**Text to read**
[start]
Vision, Mission and Values
Why does the Child Theology Movement (CTM) exist?
In obedience to Jesus’ revolutionary action of placing a child in the midst of a key theological discussion (Matthew 18), CTM is committed to reform all theological reflection and enquiry ‘with a child in the midst’ and to ensure that theology of this kind informs every aspect of the church’s life and mission, including that which relates to children.
How does CTM expect to fulfil this commitment?
CTM encourages all followers of Jesus and others to explore and engage with Child Theology by various means including:
- Facilitating workshops and consultations;
- Publishing printed and digital materials;
- Contributing to symposia, conferences, private meetings, development of curricula, etc;
- Holding open-ended theological conversations with partnering organisations and individuals, such as:
– Denominational leaders and thinkers;
– Seminaries and other theological research and teaching institutions;
– Organisations that work with and for children (advocacy, care, equipping).
What values guide CTM in its work?
CTM has the following key values:
- To be a global movement, culturally aware and sensitive;
- To include and learn from minorities, the marginalised and the unempowered;
- To be non-hierarchical and to prepare for CTM to cease to exist as an organisation in 2022;
- To follow Jesus in seeking the kingdom of God of which the child is a key sign, thus valuing the spiritual life of children without making them the focus of our activity;
- To hold respectful dialogues with the Scriptures, current Christian theologies and the world; and
- To listen and to respond to others.
As registered in the founding documents, the objectives of CTM are:
The advancement of the Christian Religion, primarily but not exclusively by the carrying out of research and education on the nature and significance of children, especially as represented in Christian Religion by the teachings and practice of Jesus Christ; and by the training of church leaders to support the ministry of the Christian Church to children worldwide.
CTM is a registered Charity in the United Kingdom as THE CHILD THEOLOGY MOVEMENT LTD
Charity number 1106542
Address: 10 Crescent Road – Souuth Woodford – London – E18 IJB
CTM has depots for CTM materials in different continents. For all initial enquiries contact Caroline Harrison: Caroline@childtheology.org
CTM Around the World
The first region to form it own network was Australasia.
[end]
**Exercise goal**
Reproduce the Child Theology Movement's vision, mission and values page in full, word for word. The material that comes next is from an unrelated source.

**Stored data**
[start]
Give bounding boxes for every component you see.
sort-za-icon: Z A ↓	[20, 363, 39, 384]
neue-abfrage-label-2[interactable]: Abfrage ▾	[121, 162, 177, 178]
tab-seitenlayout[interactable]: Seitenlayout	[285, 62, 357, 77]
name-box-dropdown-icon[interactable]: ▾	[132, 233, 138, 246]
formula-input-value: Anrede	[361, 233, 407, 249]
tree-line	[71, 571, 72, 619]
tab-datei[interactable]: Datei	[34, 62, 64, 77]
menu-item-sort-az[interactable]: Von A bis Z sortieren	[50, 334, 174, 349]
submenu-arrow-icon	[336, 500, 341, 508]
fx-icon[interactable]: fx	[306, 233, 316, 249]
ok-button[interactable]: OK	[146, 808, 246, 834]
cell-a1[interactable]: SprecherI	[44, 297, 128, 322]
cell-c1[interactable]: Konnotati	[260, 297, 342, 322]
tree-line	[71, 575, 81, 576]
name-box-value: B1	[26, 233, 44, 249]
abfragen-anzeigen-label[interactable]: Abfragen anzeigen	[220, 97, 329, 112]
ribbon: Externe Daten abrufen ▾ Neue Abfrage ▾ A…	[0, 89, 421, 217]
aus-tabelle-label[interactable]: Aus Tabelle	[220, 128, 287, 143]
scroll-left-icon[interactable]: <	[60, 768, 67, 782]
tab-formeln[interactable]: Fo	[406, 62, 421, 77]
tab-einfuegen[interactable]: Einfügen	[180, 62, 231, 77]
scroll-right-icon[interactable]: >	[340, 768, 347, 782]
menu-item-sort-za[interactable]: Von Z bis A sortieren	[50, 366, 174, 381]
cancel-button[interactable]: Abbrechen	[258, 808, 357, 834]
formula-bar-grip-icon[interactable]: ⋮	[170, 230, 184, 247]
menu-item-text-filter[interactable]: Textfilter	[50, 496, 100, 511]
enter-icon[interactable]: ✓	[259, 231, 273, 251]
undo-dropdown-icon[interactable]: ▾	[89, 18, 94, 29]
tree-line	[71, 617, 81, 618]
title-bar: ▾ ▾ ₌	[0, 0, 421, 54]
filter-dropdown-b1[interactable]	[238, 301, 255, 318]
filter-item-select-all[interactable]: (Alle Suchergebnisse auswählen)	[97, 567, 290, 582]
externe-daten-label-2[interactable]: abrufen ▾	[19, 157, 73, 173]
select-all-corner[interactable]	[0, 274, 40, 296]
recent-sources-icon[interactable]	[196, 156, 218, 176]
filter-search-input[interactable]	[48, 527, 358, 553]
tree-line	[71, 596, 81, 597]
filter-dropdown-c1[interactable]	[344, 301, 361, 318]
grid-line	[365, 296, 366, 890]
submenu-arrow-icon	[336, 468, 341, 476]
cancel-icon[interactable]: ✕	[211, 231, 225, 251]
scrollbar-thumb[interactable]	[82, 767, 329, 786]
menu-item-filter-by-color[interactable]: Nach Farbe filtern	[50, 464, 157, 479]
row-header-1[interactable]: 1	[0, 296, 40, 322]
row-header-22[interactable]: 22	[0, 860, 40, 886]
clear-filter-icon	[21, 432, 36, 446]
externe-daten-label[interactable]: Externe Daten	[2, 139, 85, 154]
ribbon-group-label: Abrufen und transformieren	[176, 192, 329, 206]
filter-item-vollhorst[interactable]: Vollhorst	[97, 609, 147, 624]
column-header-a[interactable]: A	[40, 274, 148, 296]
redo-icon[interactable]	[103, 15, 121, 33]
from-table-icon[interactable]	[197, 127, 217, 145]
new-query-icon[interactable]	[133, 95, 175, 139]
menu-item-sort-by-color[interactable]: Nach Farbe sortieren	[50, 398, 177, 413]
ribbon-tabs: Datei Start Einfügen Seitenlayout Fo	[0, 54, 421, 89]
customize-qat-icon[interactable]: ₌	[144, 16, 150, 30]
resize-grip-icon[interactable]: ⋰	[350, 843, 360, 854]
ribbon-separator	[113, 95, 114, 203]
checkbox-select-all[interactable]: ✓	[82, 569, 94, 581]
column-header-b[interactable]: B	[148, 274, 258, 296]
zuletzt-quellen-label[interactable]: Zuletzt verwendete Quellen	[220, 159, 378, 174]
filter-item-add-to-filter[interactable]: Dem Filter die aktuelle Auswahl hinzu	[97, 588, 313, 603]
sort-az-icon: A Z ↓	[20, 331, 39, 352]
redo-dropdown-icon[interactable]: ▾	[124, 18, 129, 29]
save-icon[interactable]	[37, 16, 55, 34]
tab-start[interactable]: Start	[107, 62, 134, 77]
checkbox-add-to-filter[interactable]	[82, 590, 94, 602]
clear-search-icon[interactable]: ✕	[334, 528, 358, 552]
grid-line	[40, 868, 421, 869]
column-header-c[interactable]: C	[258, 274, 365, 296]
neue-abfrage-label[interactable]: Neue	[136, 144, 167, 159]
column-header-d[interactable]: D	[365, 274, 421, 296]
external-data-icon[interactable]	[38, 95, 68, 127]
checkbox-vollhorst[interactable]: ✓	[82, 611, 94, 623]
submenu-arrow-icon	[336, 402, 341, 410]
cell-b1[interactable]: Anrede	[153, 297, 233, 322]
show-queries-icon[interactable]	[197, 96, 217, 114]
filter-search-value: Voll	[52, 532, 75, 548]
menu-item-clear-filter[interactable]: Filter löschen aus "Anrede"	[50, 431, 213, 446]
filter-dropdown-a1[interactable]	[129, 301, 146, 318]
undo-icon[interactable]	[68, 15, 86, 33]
[end]
[start]
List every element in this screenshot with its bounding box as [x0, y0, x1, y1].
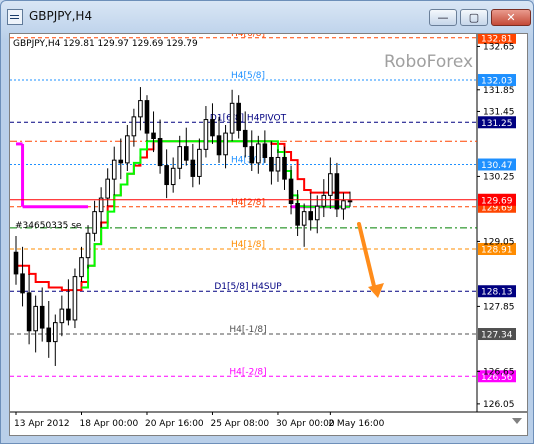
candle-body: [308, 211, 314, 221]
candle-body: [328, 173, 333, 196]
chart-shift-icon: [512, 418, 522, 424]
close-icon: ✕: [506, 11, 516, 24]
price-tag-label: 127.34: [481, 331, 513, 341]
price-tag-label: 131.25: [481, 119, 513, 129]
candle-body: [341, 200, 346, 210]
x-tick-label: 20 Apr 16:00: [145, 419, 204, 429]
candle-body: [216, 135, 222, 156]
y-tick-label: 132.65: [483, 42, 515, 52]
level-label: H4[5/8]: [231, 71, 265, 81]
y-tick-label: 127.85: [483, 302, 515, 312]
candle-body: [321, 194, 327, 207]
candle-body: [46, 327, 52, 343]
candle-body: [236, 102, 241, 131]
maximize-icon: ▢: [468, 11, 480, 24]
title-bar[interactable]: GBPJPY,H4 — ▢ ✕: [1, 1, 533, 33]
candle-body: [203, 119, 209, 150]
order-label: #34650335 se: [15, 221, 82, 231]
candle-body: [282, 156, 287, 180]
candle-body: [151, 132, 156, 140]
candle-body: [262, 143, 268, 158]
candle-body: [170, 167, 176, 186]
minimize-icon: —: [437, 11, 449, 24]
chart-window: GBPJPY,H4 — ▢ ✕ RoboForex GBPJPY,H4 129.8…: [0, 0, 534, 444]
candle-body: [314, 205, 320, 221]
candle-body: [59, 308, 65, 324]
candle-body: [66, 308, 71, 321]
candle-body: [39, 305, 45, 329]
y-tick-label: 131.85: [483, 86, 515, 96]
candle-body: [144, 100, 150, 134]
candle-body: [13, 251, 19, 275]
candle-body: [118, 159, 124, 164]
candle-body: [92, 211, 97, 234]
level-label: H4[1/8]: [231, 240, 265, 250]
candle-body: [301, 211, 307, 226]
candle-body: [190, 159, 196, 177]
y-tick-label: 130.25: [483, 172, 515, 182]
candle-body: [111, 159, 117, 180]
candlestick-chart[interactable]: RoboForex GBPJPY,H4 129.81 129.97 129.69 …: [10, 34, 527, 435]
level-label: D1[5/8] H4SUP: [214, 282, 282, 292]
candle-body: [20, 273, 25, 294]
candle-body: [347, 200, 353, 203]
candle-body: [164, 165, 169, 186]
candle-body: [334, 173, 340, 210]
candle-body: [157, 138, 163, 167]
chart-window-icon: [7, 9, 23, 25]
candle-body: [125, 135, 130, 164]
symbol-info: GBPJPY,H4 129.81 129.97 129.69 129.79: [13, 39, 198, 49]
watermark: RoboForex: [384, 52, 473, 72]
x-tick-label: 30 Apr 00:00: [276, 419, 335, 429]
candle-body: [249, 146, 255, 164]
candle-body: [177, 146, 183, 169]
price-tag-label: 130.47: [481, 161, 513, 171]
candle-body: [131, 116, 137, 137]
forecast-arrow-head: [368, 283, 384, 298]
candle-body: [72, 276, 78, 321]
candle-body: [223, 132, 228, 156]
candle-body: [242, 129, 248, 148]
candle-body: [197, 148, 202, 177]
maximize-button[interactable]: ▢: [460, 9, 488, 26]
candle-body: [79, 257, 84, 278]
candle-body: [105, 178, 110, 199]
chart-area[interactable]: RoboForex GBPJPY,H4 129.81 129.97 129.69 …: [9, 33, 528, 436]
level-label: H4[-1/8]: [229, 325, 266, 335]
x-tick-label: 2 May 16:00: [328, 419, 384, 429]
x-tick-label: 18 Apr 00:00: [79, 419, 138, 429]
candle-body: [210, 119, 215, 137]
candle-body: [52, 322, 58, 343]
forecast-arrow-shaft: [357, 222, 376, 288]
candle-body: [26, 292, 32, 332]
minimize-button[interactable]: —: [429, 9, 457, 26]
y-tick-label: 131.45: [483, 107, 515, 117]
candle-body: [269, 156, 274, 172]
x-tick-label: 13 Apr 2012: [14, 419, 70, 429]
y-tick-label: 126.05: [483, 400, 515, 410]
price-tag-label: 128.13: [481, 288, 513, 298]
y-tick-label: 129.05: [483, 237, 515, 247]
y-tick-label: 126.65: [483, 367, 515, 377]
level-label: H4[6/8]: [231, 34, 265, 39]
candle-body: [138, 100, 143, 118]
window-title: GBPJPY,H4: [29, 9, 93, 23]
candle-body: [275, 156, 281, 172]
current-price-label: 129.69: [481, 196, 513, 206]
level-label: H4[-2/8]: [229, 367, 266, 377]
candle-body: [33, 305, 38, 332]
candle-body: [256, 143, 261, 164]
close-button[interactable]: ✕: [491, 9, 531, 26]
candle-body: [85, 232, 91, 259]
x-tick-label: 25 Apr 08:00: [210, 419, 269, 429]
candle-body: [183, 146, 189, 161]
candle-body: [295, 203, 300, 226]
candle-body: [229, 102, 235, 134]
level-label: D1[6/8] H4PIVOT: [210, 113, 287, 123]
[end]
**Answer for this exercise**
Vision, Mission and Values
Why does the Child Theology Movement (CTM) exist?
In obedience to Jesus’ revolutionary action of placing a child in the midst of a key theological discussion (Matthew 18), CTM is committed to reform all theological reflection and enquiry ‘with a child in the midst’ and to ensure that theology of this kind informs every aspect of the church’s life and mission, including that which relates to children.
How does CTM expect to fulfil this commitment?
CTM encourages all followers of Jesus and others to explore and engage with Child Theology by various means including:
- Facilitating workshops and consultations;
- Publishing printed and digital materials;
- Contributing to symposia, conferences, private meetings, development of curricula, etc;
- Holding open-ended theological conversations with partnering organisations and individuals, such as:
– Denominational leaders and thinkers;
– Seminaries and other theological research and teaching institutions;
– Organisations that work with and for children (advocacy, care, equipping).
What values guide CTM in its work?
CTM has the following key values:
- To be a global movement, culturally aware and sensitive;
- To include and learn from minorities, the marginalised and the unempowered;
- To be non-hierarchical and to prepare for CTM to cease to exist as an organisation in 2022;
- To follow Jesus in seeking the kingdom of God of which the child is a key sign, thus valuing the spiritual life of children without making them the focus of our activity;
- To hold respectful dialogues with the Scriptures, current Christian theologies and the world; and
- To listen and to respond to others.
As registered in the founding documents, the objectives of CTM are:
The advancement of the Christian Religion, primarily but not exclusively by the carrying out of research and education on the nature and significance of children, especially as represented in Christian Religion by the teachings and practice of Jesus Christ; and by the training of church leaders to support the ministry of the Christian Church to children worldwide.
CTM is a registered Charity in the United Kingdom as THE CHILD THEOLOGY MOVEMENT LTD
Charity number 1106542
Address: 10 Crescent Road – Souuth Woodford – London – E18 IJB
CTM has depots for CTM materials in different continents. For all initial enquiries contact Caroline Harrison: Caroline@childtheology.org
CTM Around the World
The first region to form it own network was Australasia.